• **Your goal**: Scan the entries below. List each line with "Curved".

• **Data records**:
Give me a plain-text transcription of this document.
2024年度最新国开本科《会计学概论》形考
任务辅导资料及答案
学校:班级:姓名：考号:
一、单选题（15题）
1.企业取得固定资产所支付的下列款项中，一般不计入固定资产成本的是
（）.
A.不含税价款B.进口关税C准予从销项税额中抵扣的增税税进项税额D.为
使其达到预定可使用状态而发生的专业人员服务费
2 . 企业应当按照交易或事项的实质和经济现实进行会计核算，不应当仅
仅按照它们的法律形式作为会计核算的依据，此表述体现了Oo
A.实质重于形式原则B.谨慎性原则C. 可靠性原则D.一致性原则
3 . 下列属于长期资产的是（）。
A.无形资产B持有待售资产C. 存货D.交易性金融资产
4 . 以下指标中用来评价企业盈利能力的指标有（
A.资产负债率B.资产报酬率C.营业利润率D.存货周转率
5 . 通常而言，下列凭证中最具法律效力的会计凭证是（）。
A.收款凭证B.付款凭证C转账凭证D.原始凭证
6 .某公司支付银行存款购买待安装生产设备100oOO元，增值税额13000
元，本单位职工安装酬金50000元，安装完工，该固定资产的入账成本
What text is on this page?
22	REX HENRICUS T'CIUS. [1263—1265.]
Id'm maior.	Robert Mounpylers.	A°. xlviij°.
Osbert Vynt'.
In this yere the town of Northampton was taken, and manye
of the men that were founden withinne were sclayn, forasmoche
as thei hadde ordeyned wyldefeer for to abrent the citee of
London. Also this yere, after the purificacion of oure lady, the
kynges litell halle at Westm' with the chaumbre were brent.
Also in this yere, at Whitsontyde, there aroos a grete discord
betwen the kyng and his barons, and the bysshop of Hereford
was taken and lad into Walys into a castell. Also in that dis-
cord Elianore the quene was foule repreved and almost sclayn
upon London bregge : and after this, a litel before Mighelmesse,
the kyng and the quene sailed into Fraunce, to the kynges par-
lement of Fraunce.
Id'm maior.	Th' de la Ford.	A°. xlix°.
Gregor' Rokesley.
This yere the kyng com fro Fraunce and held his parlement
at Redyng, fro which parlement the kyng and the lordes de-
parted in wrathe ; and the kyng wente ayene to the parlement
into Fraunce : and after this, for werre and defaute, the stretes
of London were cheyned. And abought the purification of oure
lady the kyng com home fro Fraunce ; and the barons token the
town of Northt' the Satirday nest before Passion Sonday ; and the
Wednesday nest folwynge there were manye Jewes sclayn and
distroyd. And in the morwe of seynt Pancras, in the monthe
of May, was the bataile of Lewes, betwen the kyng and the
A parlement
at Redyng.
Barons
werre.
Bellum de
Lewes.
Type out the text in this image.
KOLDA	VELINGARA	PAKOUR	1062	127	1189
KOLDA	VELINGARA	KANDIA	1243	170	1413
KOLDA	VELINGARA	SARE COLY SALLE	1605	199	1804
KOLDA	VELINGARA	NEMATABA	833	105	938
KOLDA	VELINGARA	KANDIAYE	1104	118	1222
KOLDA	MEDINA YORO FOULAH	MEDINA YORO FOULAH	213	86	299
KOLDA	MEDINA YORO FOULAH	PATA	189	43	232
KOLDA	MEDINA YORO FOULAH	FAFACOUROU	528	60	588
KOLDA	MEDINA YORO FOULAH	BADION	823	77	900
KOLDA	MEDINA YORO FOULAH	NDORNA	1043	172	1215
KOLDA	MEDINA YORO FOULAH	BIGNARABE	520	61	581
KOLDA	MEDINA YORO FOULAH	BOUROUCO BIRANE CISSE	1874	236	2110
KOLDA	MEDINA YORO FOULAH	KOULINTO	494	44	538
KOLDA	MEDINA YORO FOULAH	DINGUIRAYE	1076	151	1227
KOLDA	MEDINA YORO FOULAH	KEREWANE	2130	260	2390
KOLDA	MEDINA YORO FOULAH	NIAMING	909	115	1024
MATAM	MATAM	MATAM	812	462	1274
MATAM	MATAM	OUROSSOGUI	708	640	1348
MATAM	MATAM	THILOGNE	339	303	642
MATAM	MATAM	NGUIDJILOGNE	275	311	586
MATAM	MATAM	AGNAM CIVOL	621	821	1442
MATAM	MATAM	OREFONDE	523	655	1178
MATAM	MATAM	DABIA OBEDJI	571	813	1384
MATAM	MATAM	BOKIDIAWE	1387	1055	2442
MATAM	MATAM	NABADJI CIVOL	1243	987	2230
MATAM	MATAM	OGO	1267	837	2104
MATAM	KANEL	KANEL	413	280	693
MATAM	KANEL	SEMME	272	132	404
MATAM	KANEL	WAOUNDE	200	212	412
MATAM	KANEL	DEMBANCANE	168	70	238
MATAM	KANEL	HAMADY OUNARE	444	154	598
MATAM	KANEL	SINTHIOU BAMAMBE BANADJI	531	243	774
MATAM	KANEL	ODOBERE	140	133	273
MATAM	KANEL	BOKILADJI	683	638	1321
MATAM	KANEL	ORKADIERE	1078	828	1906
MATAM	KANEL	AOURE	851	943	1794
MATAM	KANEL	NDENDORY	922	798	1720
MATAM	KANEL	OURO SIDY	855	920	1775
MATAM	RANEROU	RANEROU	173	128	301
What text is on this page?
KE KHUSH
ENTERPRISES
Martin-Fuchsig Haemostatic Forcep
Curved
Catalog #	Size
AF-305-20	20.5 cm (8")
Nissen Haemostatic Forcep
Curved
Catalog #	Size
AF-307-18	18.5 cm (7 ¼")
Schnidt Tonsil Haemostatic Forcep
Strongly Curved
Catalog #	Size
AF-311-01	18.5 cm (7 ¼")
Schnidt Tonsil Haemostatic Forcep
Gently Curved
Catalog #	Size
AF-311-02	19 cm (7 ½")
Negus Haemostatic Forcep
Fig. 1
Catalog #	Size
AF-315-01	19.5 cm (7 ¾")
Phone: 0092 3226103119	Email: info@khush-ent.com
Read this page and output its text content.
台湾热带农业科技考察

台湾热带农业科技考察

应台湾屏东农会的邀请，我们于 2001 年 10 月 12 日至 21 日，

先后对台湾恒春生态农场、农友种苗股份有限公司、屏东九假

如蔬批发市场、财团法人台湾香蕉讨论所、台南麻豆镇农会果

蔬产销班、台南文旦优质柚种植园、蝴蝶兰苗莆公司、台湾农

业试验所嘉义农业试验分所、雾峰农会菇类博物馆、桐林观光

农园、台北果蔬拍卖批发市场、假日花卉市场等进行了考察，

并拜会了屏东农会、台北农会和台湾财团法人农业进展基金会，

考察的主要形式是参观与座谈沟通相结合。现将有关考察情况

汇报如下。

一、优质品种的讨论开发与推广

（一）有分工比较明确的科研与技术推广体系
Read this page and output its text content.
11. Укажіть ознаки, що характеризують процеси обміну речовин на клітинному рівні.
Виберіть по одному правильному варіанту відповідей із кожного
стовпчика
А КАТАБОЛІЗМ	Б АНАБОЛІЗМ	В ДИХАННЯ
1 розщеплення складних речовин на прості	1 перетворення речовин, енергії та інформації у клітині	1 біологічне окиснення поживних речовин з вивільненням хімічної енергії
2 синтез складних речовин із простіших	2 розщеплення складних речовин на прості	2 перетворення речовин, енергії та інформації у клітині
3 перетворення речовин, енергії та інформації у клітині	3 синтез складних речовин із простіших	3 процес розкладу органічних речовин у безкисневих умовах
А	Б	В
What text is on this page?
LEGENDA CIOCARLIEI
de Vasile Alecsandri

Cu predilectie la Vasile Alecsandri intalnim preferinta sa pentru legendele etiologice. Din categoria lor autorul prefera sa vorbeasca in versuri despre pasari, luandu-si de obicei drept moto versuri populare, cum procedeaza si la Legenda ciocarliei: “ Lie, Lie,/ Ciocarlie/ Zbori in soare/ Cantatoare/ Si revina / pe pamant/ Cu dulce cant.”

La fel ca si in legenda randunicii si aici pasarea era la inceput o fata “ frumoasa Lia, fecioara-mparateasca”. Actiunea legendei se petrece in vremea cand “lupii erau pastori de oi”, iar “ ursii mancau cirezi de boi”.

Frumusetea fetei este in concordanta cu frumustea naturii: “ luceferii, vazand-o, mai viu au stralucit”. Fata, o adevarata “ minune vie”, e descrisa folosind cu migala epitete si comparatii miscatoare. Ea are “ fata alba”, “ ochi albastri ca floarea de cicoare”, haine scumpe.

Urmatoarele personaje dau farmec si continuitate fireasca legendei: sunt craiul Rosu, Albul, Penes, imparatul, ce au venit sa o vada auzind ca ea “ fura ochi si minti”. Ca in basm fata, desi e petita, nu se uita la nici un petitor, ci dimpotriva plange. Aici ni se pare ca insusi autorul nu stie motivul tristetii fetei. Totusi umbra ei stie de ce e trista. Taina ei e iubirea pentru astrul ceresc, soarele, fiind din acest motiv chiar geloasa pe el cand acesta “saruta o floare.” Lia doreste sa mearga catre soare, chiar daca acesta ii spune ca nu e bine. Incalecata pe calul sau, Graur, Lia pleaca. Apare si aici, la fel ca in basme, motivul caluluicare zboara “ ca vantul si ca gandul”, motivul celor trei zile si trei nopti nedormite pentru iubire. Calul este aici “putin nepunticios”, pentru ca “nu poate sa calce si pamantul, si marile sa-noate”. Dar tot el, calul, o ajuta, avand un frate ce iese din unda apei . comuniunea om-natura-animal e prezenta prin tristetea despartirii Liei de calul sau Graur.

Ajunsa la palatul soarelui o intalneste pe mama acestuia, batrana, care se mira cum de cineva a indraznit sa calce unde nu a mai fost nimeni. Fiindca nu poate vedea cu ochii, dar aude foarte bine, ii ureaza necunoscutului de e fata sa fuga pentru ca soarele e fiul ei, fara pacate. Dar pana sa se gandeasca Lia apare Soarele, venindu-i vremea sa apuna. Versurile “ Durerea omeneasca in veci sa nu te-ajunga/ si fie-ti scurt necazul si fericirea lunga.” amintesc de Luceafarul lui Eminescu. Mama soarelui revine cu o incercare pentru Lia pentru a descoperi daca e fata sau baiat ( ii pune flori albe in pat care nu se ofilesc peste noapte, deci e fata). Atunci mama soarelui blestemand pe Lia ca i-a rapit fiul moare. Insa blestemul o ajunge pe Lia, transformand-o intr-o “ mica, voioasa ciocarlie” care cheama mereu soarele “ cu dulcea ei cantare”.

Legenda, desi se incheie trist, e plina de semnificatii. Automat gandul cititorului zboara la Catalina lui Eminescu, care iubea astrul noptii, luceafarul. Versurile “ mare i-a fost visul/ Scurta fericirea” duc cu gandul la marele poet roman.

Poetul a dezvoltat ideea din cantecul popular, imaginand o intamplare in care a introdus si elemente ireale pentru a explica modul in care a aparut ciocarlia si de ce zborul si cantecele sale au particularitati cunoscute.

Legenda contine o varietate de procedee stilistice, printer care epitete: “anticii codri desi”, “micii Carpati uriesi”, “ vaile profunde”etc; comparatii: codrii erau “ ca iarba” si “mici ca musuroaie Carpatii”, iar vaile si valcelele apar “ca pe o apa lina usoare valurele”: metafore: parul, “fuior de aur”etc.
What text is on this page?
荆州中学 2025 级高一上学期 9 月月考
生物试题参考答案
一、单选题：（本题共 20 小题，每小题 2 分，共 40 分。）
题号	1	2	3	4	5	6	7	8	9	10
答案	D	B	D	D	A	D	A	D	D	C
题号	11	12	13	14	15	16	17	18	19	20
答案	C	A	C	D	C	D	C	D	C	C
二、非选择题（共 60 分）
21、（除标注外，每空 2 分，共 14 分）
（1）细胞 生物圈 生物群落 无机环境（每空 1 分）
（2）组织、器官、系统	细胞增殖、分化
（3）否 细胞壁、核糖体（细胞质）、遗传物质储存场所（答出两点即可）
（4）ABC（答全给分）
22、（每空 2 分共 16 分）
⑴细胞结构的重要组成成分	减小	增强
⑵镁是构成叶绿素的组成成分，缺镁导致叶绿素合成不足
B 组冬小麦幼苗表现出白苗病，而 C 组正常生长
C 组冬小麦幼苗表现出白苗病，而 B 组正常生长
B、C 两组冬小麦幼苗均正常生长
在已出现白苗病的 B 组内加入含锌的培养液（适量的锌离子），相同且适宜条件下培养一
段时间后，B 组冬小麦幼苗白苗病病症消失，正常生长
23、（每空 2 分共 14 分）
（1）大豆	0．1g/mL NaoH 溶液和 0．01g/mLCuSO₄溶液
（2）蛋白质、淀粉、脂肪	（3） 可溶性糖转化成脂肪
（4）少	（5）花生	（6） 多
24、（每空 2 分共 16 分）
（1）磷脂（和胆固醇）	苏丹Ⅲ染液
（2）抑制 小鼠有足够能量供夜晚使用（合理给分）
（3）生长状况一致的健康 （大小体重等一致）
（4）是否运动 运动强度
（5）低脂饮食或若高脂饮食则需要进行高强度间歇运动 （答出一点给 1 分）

• **Response to the task**:
Curved
Curved
Strongly Curved
Gently Curved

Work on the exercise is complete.